> _Short problem_
Exactly as written, retype the lines that run from the line holding "Type out the text in this image." through the end of the records below. Do not include pictures.
· · ·
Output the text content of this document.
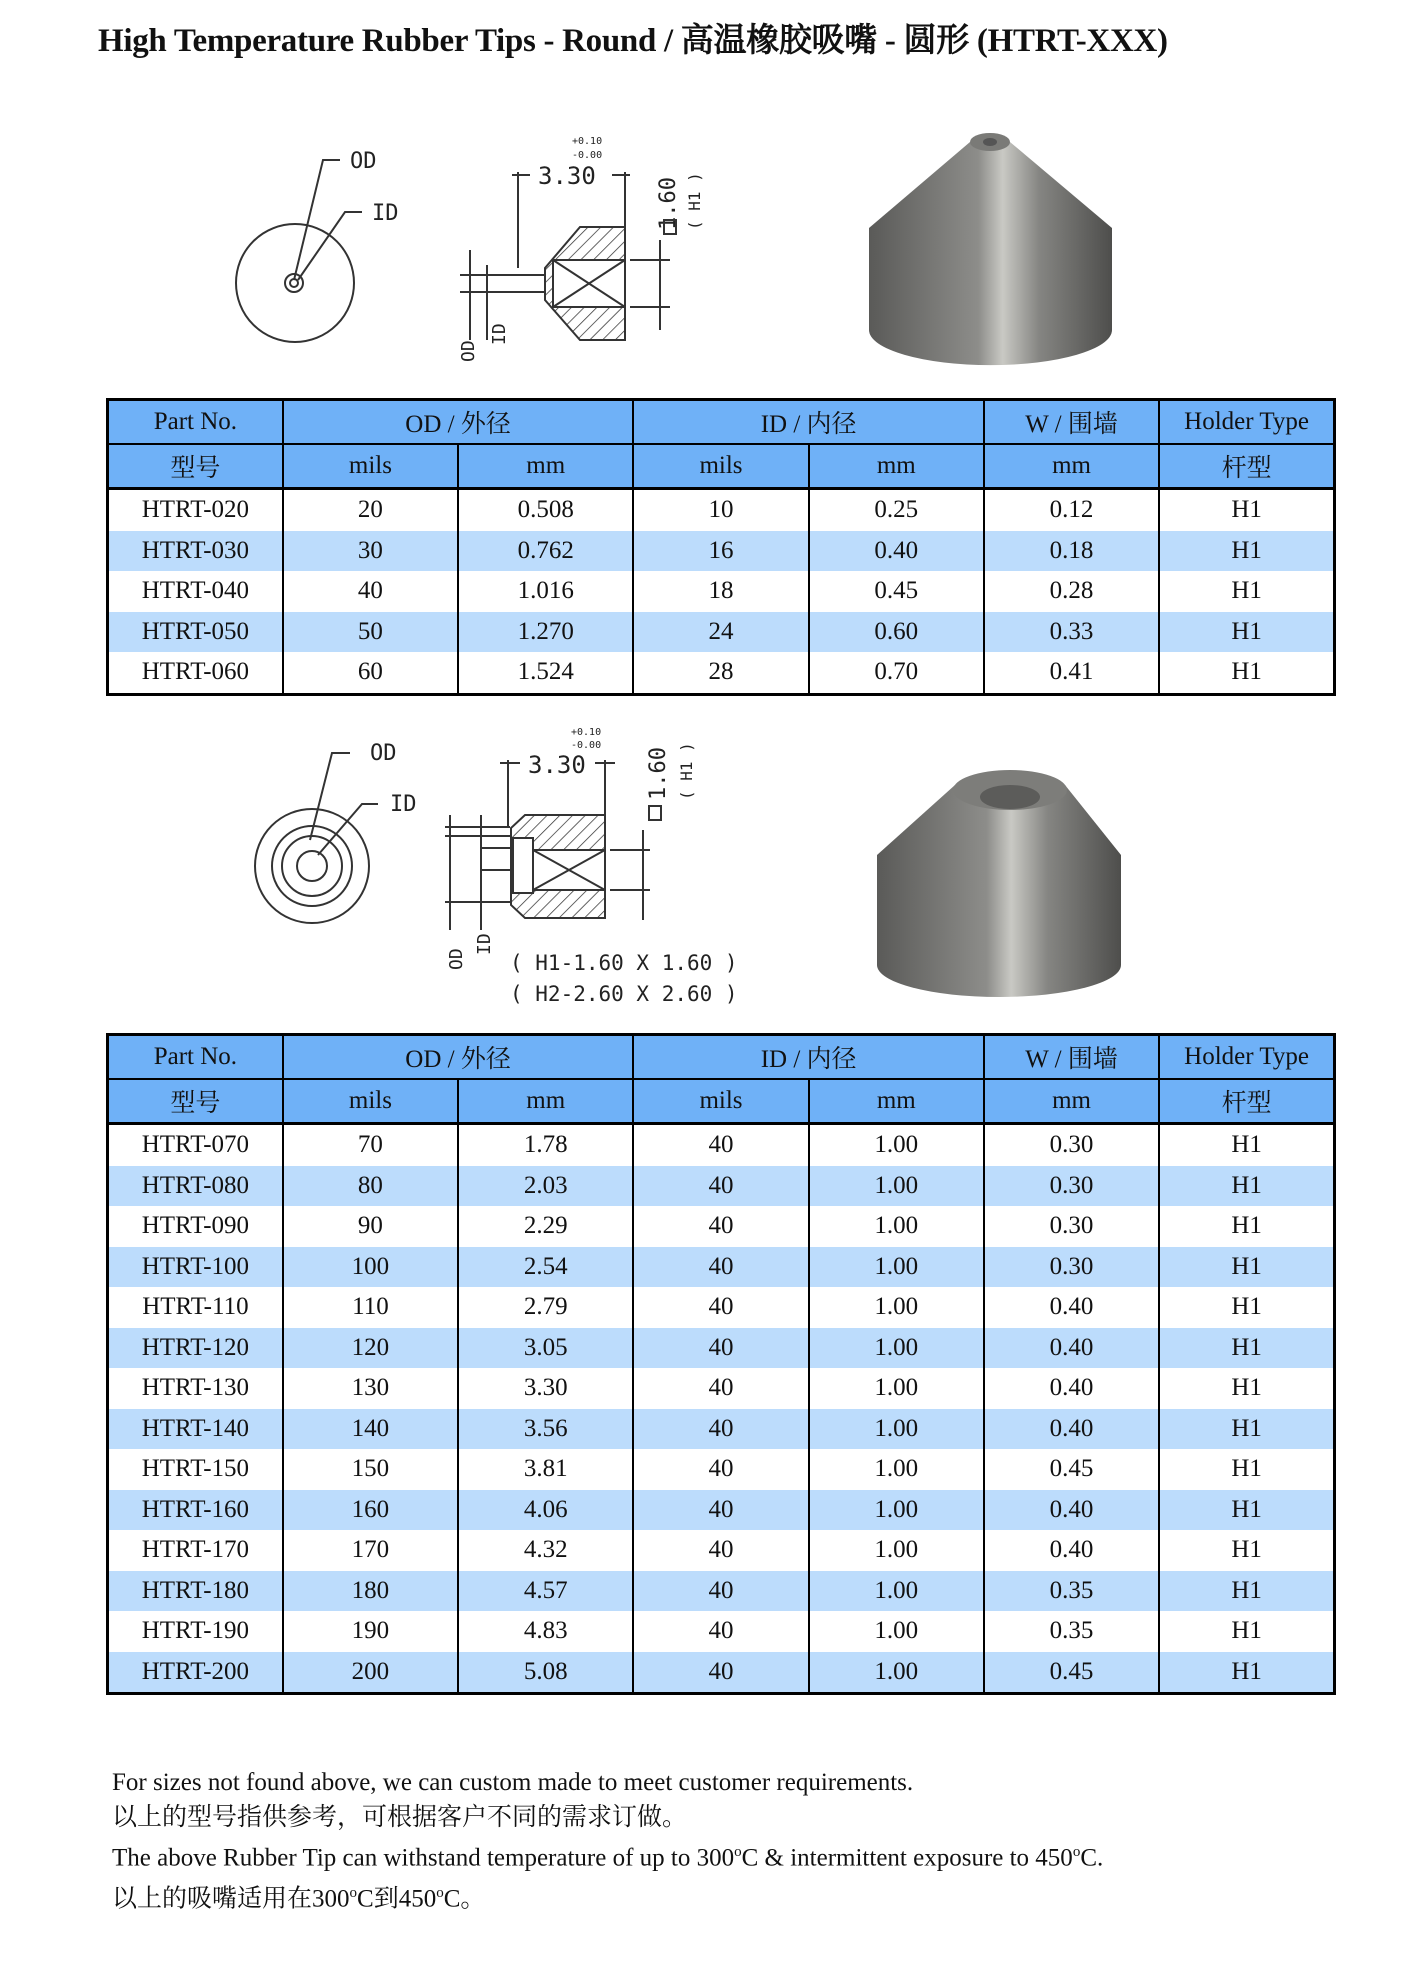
High Temperature Rubber Tips - Round / 高温橡胶吸嘴 - 圆形 (HTRT-XXX)
OD
ID
3.30
+0.10
-0.00
1.60 ( H1 )
OD
ID
Part No.	OD / 外径		ID / 内径		W / 围墙	Holder Type
型号	mils	mm	mils	mm	mm	杆型
HTRT-020	20	0.508	10	0.25	0.12	H1
HTRT-030	30	0.762	16	0.40	0.18	H1
HTRT-040	40	1.016	18	0.45	0.28	H1
HTRT-050	50	1.270	24	0.60	0.33	H1
HTRT-060	60	1.524	28	0.70	0.41	H1
OD
ID
3.30
+0.10
-0.00
1.60 ( H1 )
OD
ID
( H1-1.60 X 1.60 )
( H2-2.60 X 2.60 )
Part No.	OD / 外径		ID / 内径		W / 围墙	Holder Type
型号	mils	mm	mils	mm	mm	杆型
HTRT-070	70	1.78	40	1.00	0.30	H1
HTRT-080	80	2.03	40	1.00	0.30	H1
HTRT-090	90	2.29	40	1.00	0.30	H1
HTRT-100	100	2.54	40	1.00	0.30	H1
HTRT-110	110	2.79	40	1.00	0.40	H1
HTRT-120	120	3.05	40	1.00	0.40	H1
HTRT-130	130	3.30	40	1.00	0.40	H1
HTRT-140	140	3.56	40	1.00	0.40	H1
HTRT-150	150	3.81	40	1.00	0.45	H1
HTRT-160	160	4.06	40	1.00	0.40	H1
HTRT-170	170	4.32	40	1.00	0.40	H1
HTRT-180	180	4.57	40	1.00	0.35	H1
HTRT-190	190	4.83	40	1.00	0.35	H1
HTRT-200	200	5.08	40	1.00	0.45	H1
For sizes not found above, we can custom made to meet customer requirements.
以上的型号指供参考，可根据客户不同的需求订做。
The above Rubber Tip can withstand temperature of up to 300$^o$C & intermittent exposure to 450$^o$C.
以上的吸嘴适用在300$^o$C到450$^o$C。
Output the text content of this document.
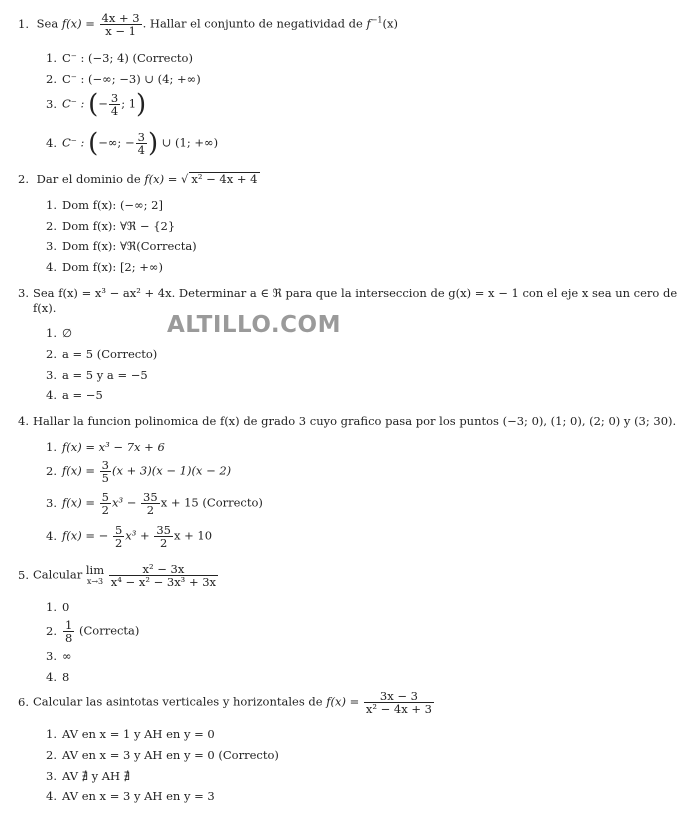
1. Sea $f(x) = \frac{4x + 3}{x - 1}$ . Hallar el conjunto de negatividad de $f^{-1}(x)$
1. C⁻ : (−3; 4) (Correcto)
2. C⁻ : (−∞; −3) ∪ (4; +∞)
3. C⁻ : (− $\frac{3}{4}$ ; 1)
4. C⁻ : (−∞; − $\frac{3}{4}$ ) ∪ (1; +∞)
2. Dar el dominio de f(x) = √ x² − 4x + 4
1. Dom f(x): (−∞; 2]
2. Dom f(x): ∀ℜ − {2}
3. Dom f(x): ∀ℜ(Correcta)
4. Dom f(x): [2; +∞)
3. Sea f(x) = x³ − ax² + 4x. Determinar a ∈ ℜ para que la interseccion de g(x) = x − 1 con el eje x sea un cero de
f(x).
ALTILLO.COM
1. ∅
2. a = 5 (Correcto)
3. a = 5 y a = −5
4. a = −5
4. Hallar la funcion polinomica de f(x) de grado 3 cuyo grafico pasa por los puntos (−3; 0), (1; 0), (2; 0) y (3; 30).
1. f(x) = x³ − 7x + 6
2. $f(x) = \frac{3}{5} (x + 3)(x - 1)(x - 2)$
3. $f(x) = \frac{5}{2} x^3 - \frac{35}{2}$ x + 15 (Correcto)
4. f(x) = − $\frac{5}{2} x^3 + \frac{35}{2}$ x + 10
5. Calcular lim
x→3
$\frac{\text{x² − 3x}}{\text{x⁴ − x² − 3x³ + 3x}}$
1. 0
2. $\frac{1}{8}$ (Correcta)
3. ∞
4. 8
6. Calcular las asintotas verticales y horizontales de $f(x) = \frac{3x - 3}{\text{x² − 4x + 3}}$
1. AV en x = 1 y AH en y = 0
2. AV en x = 3 y AH en y = 0 (Correcto)
3. AV ∄ y AH ∄
4. AV en x = 3 y AH en y = 3
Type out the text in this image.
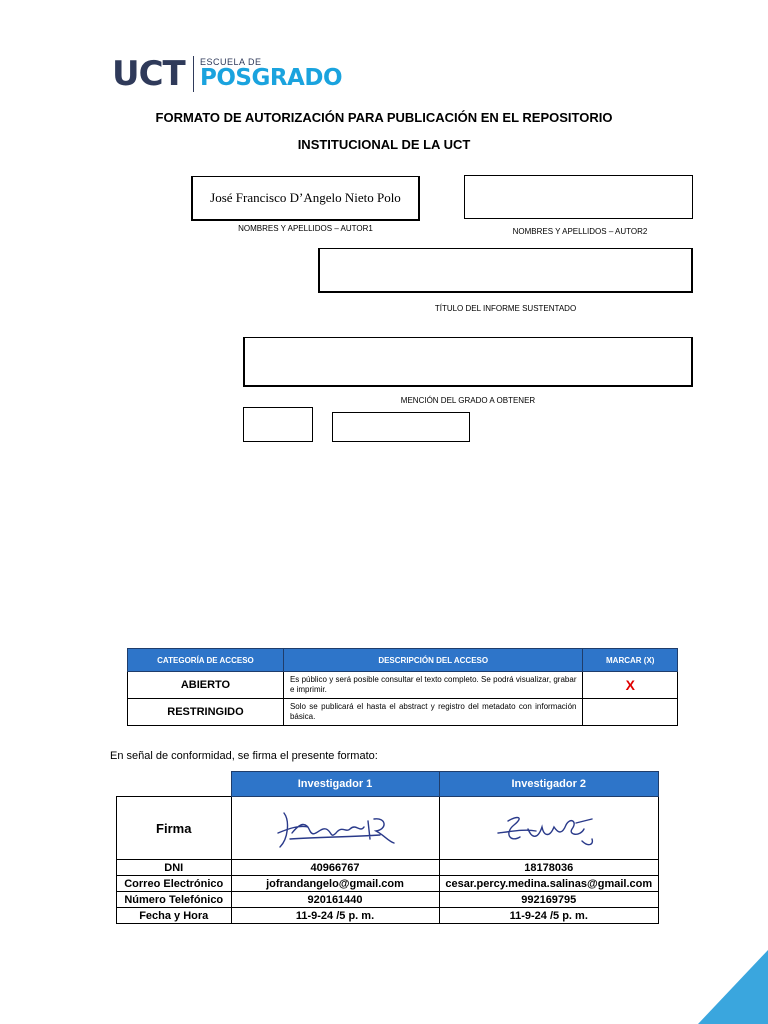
UCT ESCUELA DE
POSGRADO
FORMATO DE AUTORIZACIÓN PARA PUBLICACIÓN EN EL REPOSITORIO
INSTITUCIONAL DE LA UCT
José Francisco D’Angelo Nieto Polo
NOMBRES Y APELLIDOS – AUTOR1	NOMBRES Y APELLIDOS – AUTOR2
TÍTULO DEL INFORME SUSTENTADO
MENCIÓN DEL GRADO A OBTENER
CATEGORÍA DE ACCESO	DESCRIPCIÓN DEL ACCESO	MARCAR (X)
ABIERTO	Es público y será posible consultar el texto completo. Se podrá visualizar, grabar e imprimir.	X
RESTRINGIDO	Solo se publicará el hasta el abstract y registro del metadato con información básica.	
En señal de conformidad, se firma el presente formato:
	Investigador 1	Investigador 2
Firma	

DNI	40966767	18178036
Correo Electrónico	jofrandangelo@gmail.com	cesar.percy.medina.salinas@gmail.com
Número Telefónico	920161440	992169795
Fecha y Hora	11-9-24 /5 p. m.	11-9-24 /5 p. m.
· · ·
> _Completed exercise_
Type out the text in this image.
UCT ESCUELA DE
POSGRADO
FORMATO DE AUTORIZACIÓN PARA PUBLICACIÓN EN EL REPOSITORIO
INSTITUCIONAL DE LA UCT
José Francisco D’Angelo Nieto Polo
NOMBRES Y APELLIDOS – AUTOR1	NOMBRES Y APELLIDOS – AUTOR2
TÍTULO DEL INFORME SUSTENTADO
MENCIÓN DEL GRADO A OBTENER
CATEGORÍA DE ACCESO	DESCRIPCIÓN DEL ACCESO	MARCAR (X)
ABIERTO	Es público y será posible consultar el texto completo. Se podrá visualizar, grabar e imprimir.	X
RESTRINGIDO	Solo se publicará el hasta el abstract y registro del metadato con información básica.	
En señal de conformidad, se firma el presente formato:
	Investigador 1	Investigador 2
Firma	

DNI	40966767	18178036
Correo Electrónico	jofrandangelo@gmail.com	cesar.percy.medina.salinas@gmail.com
Número Telefónico	920161440	992169795
Fecha y Hora	11-9-24 /5 p. m.	11-9-24 /5 p. m.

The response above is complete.